**Your task:** The listing below should be printed exactly, every line of it. Skip the pictures.

[Collected data]
------------------------------------------------

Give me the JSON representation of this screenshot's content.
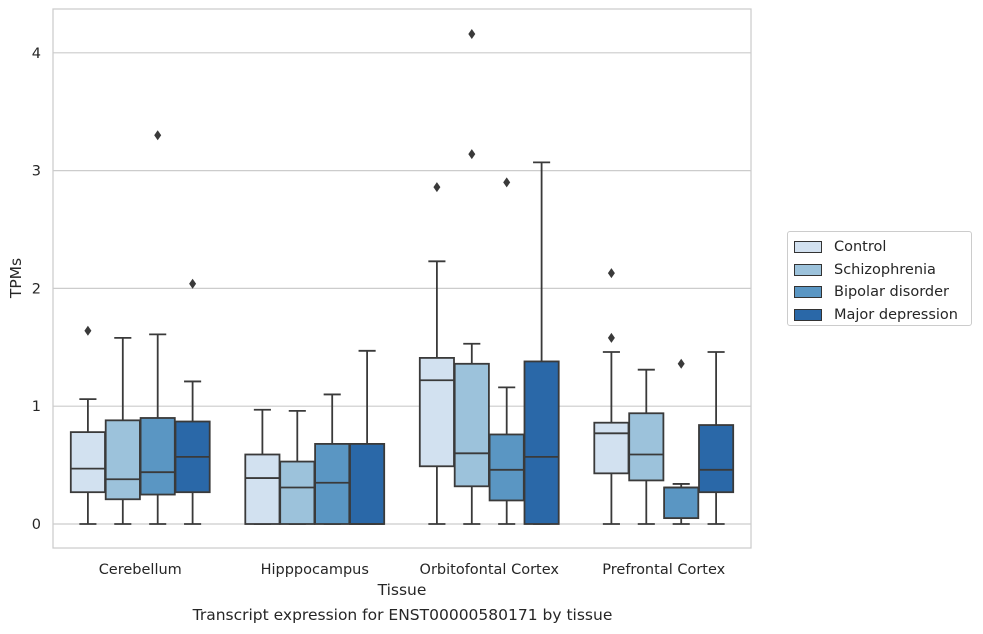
{
  "chart_data": {
    "type": "boxplot",
    "xlabel": "Tissue",
    "ylabel": "TPMs",
    "caption": "Transcript expression for ENST00000580171 by tissue",
    "ylim": [
      -0.2,
      4.38
    ],
    "yticks": [
      0,
      1,
      2,
      3,
      4
    ],
    "grid": true,
    "legend_position": "center-right",
    "categories": [
      "Cerebellum",
      "Hipppocampus",
      "Orbitofontal Cortex",
      "Prefrontal Cortex"
    ],
    "series": [
      {
        "name": "Control",
        "color": "#d2e1f0",
        "boxes": [
          {
            "whislo": 0,
            "q1": 0.27,
            "med": 0.47,
            "q3": 0.78,
            "whishi": 1.06,
            "fliers": [
              1.64
            ]
          },
          {
            "whislo": 0,
            "q1": 0,
            "med": 0.39,
            "q3": 0.59,
            "whishi": 0.97,
            "fliers": []
          },
          {
            "whislo": 0,
            "q1": 0.49,
            "med": 1.22,
            "q3": 1.41,
            "whishi": 2.23,
            "fliers": [
              2.86
            ]
          },
          {
            "whislo": 0,
            "q1": 0.43,
            "med": 0.77,
            "q3": 0.86,
            "whishi": 1.46,
            "fliers": [
              1.58,
              2.13
            ]
          }
        ]
      },
      {
        "name": "Schizophrenia",
        "color": "#9cc2db",
        "boxes": [
          {
            "whislo": 0,
            "q1": 0.21,
            "med": 0.38,
            "q3": 0.88,
            "whishi": 1.58,
            "fliers": []
          },
          {
            "whislo": 0,
            "q1": 0,
            "med": 0.31,
            "q3": 0.53,
            "whishi": 0.96,
            "fliers": []
          },
          {
            "whislo": 0,
            "q1": 0.32,
            "med": 0.6,
            "q3": 1.36,
            "whishi": 1.53,
            "fliers": [
              3.14,
              4.16
            ]
          },
          {
            "whislo": 0,
            "q1": 0.37,
            "med": 0.59,
            "q3": 0.94,
            "whishi": 1.31,
            "fliers": []
          }
        ]
      },
      {
        "name": "Bipolar disorder",
        "color": "#5a96c3",
        "boxes": [
          {
            "whislo": 0,
            "q1": 0.25,
            "med": 0.44,
            "q3": 0.9,
            "whishi": 1.61,
            "fliers": [
              3.3
            ]
          },
          {
            "whislo": 0,
            "q1": 0,
            "med": 0.35,
            "q3": 0.68,
            "whishi": 1.1,
            "fliers": []
          },
          {
            "whislo": 0,
            "q1": 0.2,
            "med": 0.46,
            "q3": 0.76,
            "whishi": 1.16,
            "fliers": [
              2.9
            ]
          },
          {
            "whislo": 0,
            "q1": 0.05,
            "med": 0.31,
            "q3": 0.31,
            "whishi": 0.34,
            "fliers": [
              1.36
            ]
          }
        ]
      },
      {
        "name": "Major depression",
        "color": "#2a68a8",
        "boxes": [
          {
            "whislo": 0,
            "q1": 0.27,
            "med": 0.57,
            "q3": 0.87,
            "whishi": 1.21,
            "fliers": [
              2.04
            ]
          },
          {
            "whislo": 0,
            "q1": 0,
            "med": 0,
            "q3": 0.68,
            "whishi": 1.47,
            "fliers": []
          },
          {
            "whislo": 0,
            "q1": 0,
            "med": 0.57,
            "q3": 1.38,
            "whishi": 3.07,
            "fliers": []
          },
          {
            "whislo": 0,
            "q1": 0.27,
            "med": 0.46,
            "q3": 0.84,
            "whishi": 1.46,
            "fliers": []
          }
        ]
      }
    ]
  }
}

------------------------------------------------

**Solution to this problem:**
Give me the JSON representation of this screenshot's content.
{
  "chart_data": {
    "type": "boxplot",
    "xlabel": "Tissue",
    "ylabel": "TPMs",
    "caption": "Transcript expression for ENST00000580171 by tissue",
    "ylim": [
      -0.2,
      4.38
    ],
    "yticks": [
      0,
      1,
      2,
      3,
      4
    ],
    "grid": true,
    "legend_position": "center-right",
    "categories": [
      "Cerebellum",
      "Hipppocampus",
      "Orbitofontal Cortex",
      "Prefrontal Cortex"
    ],
    "series": [
      {
        "name": "Control",
        "color": "#d2e1f0",
        "boxes": [
          {
            "whislo": 0,
            "q1": 0.27,
            "med": 0.47,
            "q3": 0.78,
            "whishi": 1.06,
            "fliers": [
              1.64
            ]
          },
          {
            "whislo": 0,
            "q1": 0,
            "med": 0.39,
            "q3": 0.59,
            "whishi": 0.97,
            "fliers": []
          },
          {
            "whislo": 0,
            "q1": 0.49,
            "med": 1.22,
            "q3": 1.41,
            "whishi": 2.23,
            "fliers": [
              2.86
            ]
          },
          {
            "whislo": 0,
            "q1": 0.43,
            "med": 0.77,
            "q3": 0.86,
            "whishi": 1.46,
            "fliers": [
              1.58,
              2.13
            ]
          }
        ]
      },
      {
        "name": "Schizophrenia",
        "color": "#9cc2db",
        "boxes": [
          {
            "whislo": 0,
            "q1": 0.21,
            "med": 0.38,
            "q3": 0.88,
            "whishi": 1.58,
            "fliers": []
          },
          {
            "whislo": 0,
            "q1": 0,
            "med": 0.31,
            "q3": 0.53,
            "whishi": 0.96,
            "fliers": []
          },
          {
            "whislo": 0,
            "q1": 0.32,
            "med": 0.6,
            "q3": 1.36,
            "whishi": 1.53,
            "fliers": [
              3.14,
              4.16
            ]
          },
          {
            "whislo": 0,
            "q1": 0.37,
            "med": 0.59,
            "q3": 0.94,
            "whishi": 1.31,
            "fliers": []
          }
        ]
      },
      {
        "name": "Bipolar disorder",
        "color": "#5a96c3",
        "boxes": [
          {
            "whislo": 0,
            "q1": 0.25,
            "med": 0.44,
            "q3": 0.9,
            "whishi": 1.61,
            "fliers": [
              3.3
            ]
          },
          {
            "whislo": 0,
            "q1": 0,
            "med": 0.35,
            "q3": 0.68,
            "whishi": 1.1,
            "fliers": []
          },
          {
            "whislo": 0,
            "q1": 0.2,
            "med": 0.46,
            "q3": 0.76,
            "whishi": 1.16,
            "fliers": [
              2.9
            ]
          },
          {
            "whislo": 0,
            "q1": 0.05,
            "med": 0.31,
            "q3": 0.31,
            "whishi": 0.34,
            "fliers": [
              1.36
            ]
          }
        ]
      },
      {
        "name": "Major depression",
        "color": "#2a68a8",
        "boxes": [
          {
            "whislo": 0,
            "q1": 0.27,
            "med": 0.57,
            "q3": 0.87,
            "whishi": 1.21,
            "fliers": [
              2.04
            ]
          },
          {
            "whislo": 0,
            "q1": 0,
            "med": 0,
            "q3": 0.68,
            "whishi": 1.47,
            "fliers": []
          },
          {
            "whislo": 0,
            "q1": 0,
            "med": 0.57,
            "q3": 1.38,
            "whishi": 3.07,
            "fliers": []
          },
          {
            "whislo": 0,
            "q1": 0.27,
            "med": 0.46,
            "q3": 0.84,
            "whishi": 1.46,
            "fliers": []
          }
        ]
      }
    ]
  }
}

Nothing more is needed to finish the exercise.